What is needed
Copy nothing but the text: repeat each entry exactly and drop the images.
** BEGIN Records shown **
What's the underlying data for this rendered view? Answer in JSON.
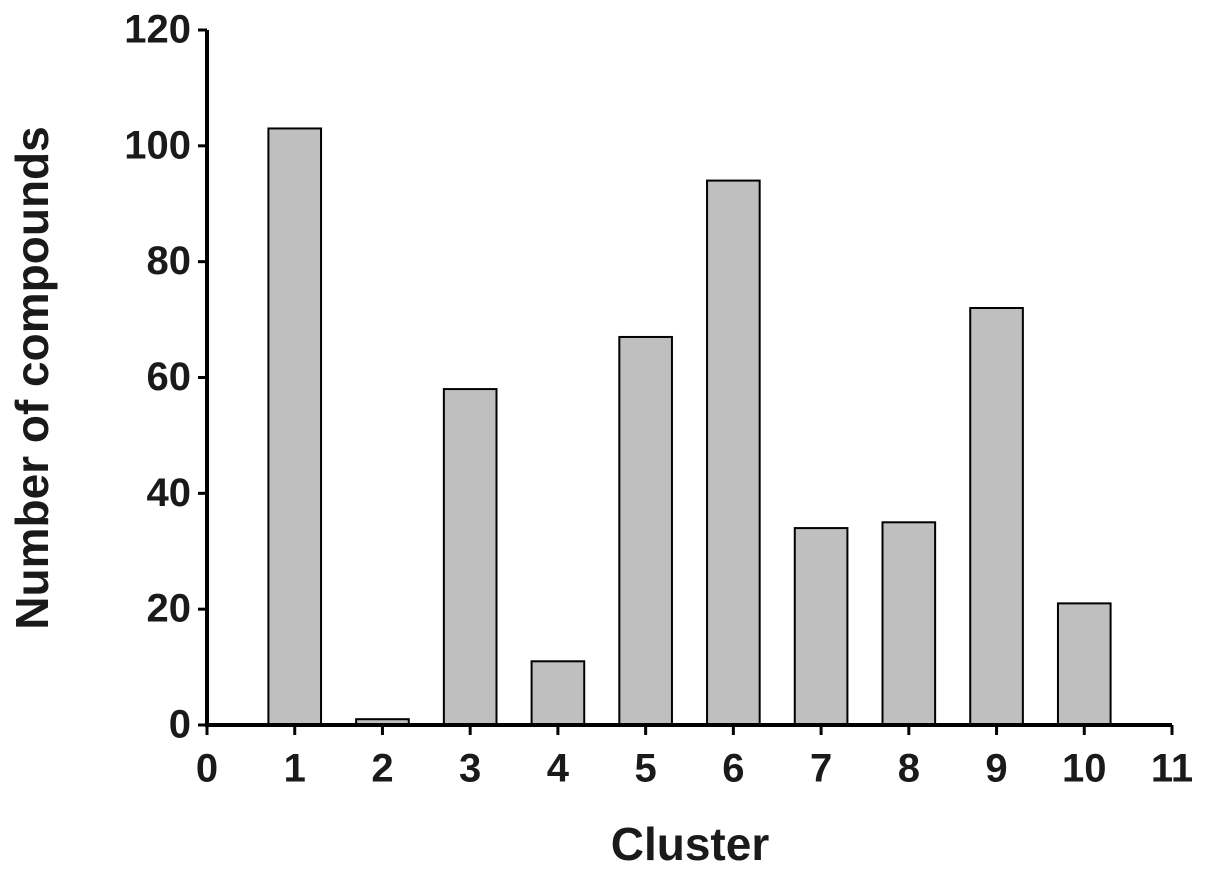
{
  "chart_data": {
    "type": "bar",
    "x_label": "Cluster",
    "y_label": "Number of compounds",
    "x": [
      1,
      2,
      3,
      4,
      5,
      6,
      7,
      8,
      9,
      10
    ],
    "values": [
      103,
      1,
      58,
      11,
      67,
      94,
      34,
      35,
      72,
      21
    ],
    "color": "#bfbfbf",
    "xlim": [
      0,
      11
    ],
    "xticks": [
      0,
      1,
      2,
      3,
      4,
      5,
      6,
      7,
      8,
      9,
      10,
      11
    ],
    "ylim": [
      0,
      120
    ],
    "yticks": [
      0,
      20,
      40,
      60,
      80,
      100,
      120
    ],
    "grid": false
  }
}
** END Records shown **
Answer in full
What's the underlying data for this rendered view? Answer in JSON.
{
  "chart_data": {
    "type": "bar",
    "x_label": "Cluster",
    "y_label": "Number of compounds",
    "x": [
      1,
      2,
      3,
      4,
      5,
      6,
      7,
      8,
      9,
      10
    ],
    "values": [
      103,
      1,
      58,
      11,
      67,
      94,
      34,
      35,
      72,
      21
    ],
    "color": "#bfbfbf",
    "xlim": [
      0,
      11
    ],
    "xticks": [
      0,
      1,
      2,
      3,
      4,
      5,
      6,
      7,
      8,
      9,
      10,
      11
    ],
    "ylim": [
      0,
      120
    ],
    "yticks": [
      0,
      20,
      40,
      60,
      80,
      100,
      120
    ],
    "grid": false
  }
}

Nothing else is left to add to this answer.